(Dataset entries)
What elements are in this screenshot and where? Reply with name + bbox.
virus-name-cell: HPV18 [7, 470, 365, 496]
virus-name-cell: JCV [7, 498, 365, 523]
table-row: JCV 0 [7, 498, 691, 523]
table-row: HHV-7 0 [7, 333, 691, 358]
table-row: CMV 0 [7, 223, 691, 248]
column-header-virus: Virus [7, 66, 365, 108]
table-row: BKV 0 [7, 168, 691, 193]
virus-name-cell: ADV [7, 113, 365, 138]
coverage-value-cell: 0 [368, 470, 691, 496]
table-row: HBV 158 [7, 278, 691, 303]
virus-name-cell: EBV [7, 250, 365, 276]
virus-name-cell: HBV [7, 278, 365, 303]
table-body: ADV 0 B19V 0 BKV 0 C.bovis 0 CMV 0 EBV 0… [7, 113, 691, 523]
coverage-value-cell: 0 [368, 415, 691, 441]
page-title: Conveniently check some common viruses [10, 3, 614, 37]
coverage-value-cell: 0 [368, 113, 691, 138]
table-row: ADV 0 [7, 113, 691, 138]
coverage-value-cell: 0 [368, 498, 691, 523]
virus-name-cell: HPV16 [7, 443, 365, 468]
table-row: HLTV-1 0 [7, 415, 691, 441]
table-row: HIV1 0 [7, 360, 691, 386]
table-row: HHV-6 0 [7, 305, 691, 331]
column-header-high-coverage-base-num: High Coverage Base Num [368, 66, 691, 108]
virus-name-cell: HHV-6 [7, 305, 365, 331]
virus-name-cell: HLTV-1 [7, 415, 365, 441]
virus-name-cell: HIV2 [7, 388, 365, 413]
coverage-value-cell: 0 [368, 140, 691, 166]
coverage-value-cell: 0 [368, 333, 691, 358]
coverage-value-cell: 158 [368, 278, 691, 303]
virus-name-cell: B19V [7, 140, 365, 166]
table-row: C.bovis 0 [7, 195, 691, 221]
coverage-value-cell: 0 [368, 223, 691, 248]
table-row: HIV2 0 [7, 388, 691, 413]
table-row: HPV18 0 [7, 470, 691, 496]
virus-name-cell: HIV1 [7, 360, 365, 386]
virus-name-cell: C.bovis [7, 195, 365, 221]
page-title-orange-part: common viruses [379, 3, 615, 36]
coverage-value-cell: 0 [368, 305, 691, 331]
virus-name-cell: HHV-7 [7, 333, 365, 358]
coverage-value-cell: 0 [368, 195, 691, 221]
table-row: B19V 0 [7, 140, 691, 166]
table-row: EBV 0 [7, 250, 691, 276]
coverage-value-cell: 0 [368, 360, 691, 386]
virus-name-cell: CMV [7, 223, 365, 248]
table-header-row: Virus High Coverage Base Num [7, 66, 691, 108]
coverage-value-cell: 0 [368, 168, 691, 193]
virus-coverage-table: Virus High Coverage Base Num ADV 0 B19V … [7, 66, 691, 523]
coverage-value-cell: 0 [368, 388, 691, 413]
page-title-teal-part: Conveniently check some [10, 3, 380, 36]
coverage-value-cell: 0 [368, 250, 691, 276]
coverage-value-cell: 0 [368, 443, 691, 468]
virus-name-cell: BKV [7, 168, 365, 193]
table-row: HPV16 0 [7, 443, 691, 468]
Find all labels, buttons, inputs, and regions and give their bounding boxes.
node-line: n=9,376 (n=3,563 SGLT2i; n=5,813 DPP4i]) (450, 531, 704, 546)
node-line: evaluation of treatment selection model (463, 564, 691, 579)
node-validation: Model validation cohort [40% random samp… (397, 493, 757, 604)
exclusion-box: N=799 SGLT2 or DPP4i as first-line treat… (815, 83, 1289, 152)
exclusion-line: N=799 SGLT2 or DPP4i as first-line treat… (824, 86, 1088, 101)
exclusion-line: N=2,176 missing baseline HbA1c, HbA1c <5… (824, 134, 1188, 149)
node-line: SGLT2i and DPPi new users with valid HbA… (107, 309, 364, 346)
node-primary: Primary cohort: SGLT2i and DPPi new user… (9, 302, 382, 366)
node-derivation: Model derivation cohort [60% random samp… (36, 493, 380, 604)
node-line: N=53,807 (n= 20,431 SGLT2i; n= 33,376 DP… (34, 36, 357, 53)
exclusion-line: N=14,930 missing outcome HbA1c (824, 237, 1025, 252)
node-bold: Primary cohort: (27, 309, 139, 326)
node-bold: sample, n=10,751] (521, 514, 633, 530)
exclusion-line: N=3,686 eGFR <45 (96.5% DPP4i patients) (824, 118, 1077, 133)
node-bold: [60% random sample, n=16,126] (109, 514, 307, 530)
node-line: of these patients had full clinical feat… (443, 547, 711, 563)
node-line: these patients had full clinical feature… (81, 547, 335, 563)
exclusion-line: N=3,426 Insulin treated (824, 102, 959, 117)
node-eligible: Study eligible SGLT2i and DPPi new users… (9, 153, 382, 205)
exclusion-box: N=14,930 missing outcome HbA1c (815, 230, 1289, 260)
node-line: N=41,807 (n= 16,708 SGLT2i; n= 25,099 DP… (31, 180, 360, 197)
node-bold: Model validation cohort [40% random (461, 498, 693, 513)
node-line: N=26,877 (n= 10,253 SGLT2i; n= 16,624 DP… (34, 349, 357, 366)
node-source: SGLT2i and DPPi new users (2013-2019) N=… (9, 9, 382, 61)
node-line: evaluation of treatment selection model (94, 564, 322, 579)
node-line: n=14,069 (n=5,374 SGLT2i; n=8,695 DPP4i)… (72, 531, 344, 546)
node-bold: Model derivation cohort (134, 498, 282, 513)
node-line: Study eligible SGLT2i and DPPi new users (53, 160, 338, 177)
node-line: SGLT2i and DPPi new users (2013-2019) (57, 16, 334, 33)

(EXERCISE GOAL)
Looking over the records, find each line with the word "Study" and copy it.

(THE ANSWER)
node-eligible: Study eligible SGLT2i and DPPi new users… (9, 153, 382, 205)
node-line: Study eligible SGLT2i and DPPi new users (53, 160, 338, 177)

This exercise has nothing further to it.